== TASK PROMPT ==
Repeat the data word for word. Do not include the pictures.

Dataset items
^^^^^^^^^^^^^^^^
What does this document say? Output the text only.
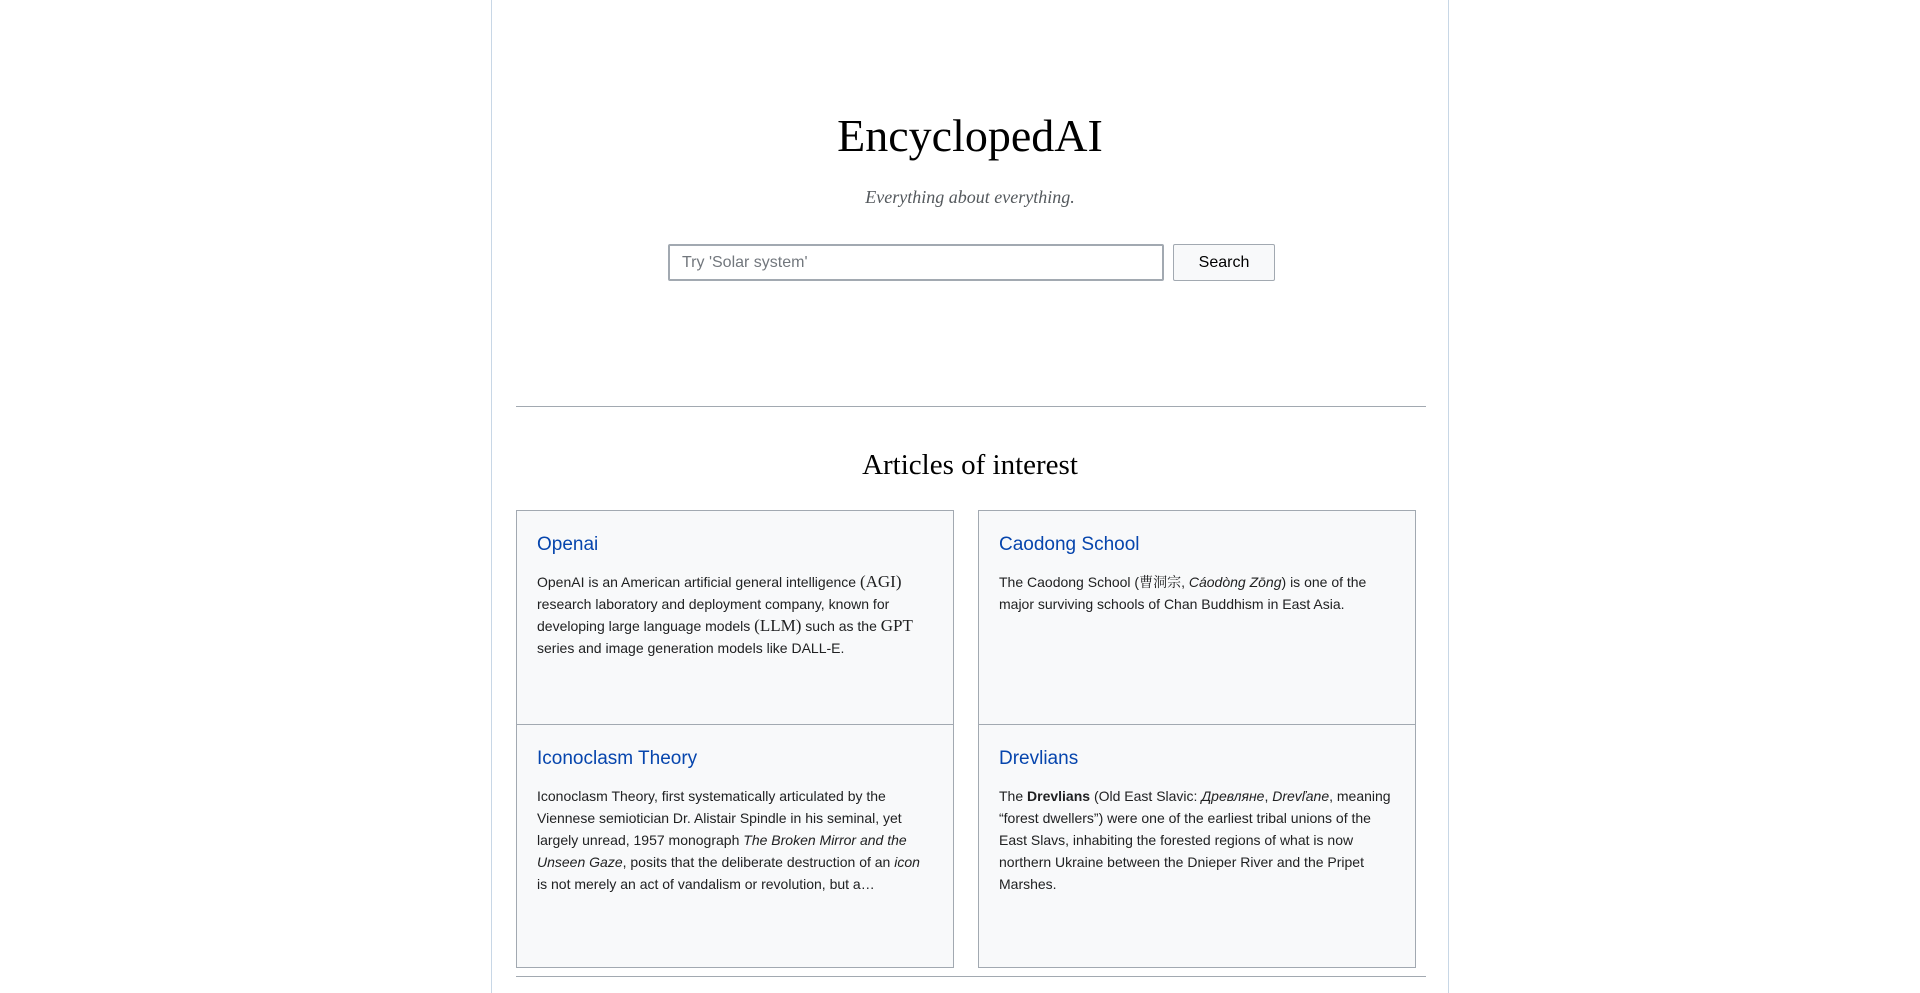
EncyclopedAI
Everything about everything.
Try 'Solar system'
Search
Articles of interest
Openai
OpenAI is an American artificial general intelligence (AGI) research laboratory and deployment company, known for developing large language models (LLM) such as the GPT series and image generation models like DALL-E.
Caodong School
The Caodong School (曹洞宗, Cáodòng Zōng) is one of the major surviving schools of Chan Buddhism in East Asia.
Iconoclasm Theory
Iconoclasm Theory, first systematically articulated by the Viennese semiotician Dr. Alistair Spindle in his seminal, yet largely unread, 1957 monograph The Broken Mirror and the Unseen Gaze, posits that the deliberate destruction of an icon is not merely an act of vandalism or revolution, but a…
Drevlians
The Drevlians (Old East Slavic: Древляне, Drevľane, meaning “forest dwellers”) were one of the earliest tribal unions of the East Slavs, inhabiting the forested regions of what is now northern Ukraine between the Dnieper River and the Pripet Marshes.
^^^^^^^^^^^^^^^^
== WRITTEN RESPONSE ==
What does this document say? Output the text only.
EncyclopedAI
Everything about everything.
Try 'Solar system'
Search
Articles of interest
Openai
OpenAI is an American artificial general intelligence (AGI) research laboratory and deployment company, known for developing large language models (LLM) such as the GPT series and image generation models like DALL-E.
Caodong School
The Caodong School (曹洞宗, Cáodòng Zōng) is one of the major surviving schools of Chan Buddhism in East Asia.
Iconoclasm Theory
Iconoclasm Theory, first systematically articulated by the Viennese semiotician Dr. Alistair Spindle in his seminal, yet largely unread, 1957 monograph The Broken Mirror and the Unseen Gaze, posits that the deliberate destruction of an icon is not merely an act of vandalism or revolution, but a…
Drevlians
The Drevlians (Old East Slavic: Древляне, Drevľane, meaning “forest dwellers”) were one of the earliest tribal unions of the East Slavs, inhabiting the forested regions of what is now northern Ukraine between the Dnieper River and the Pripet Marshes.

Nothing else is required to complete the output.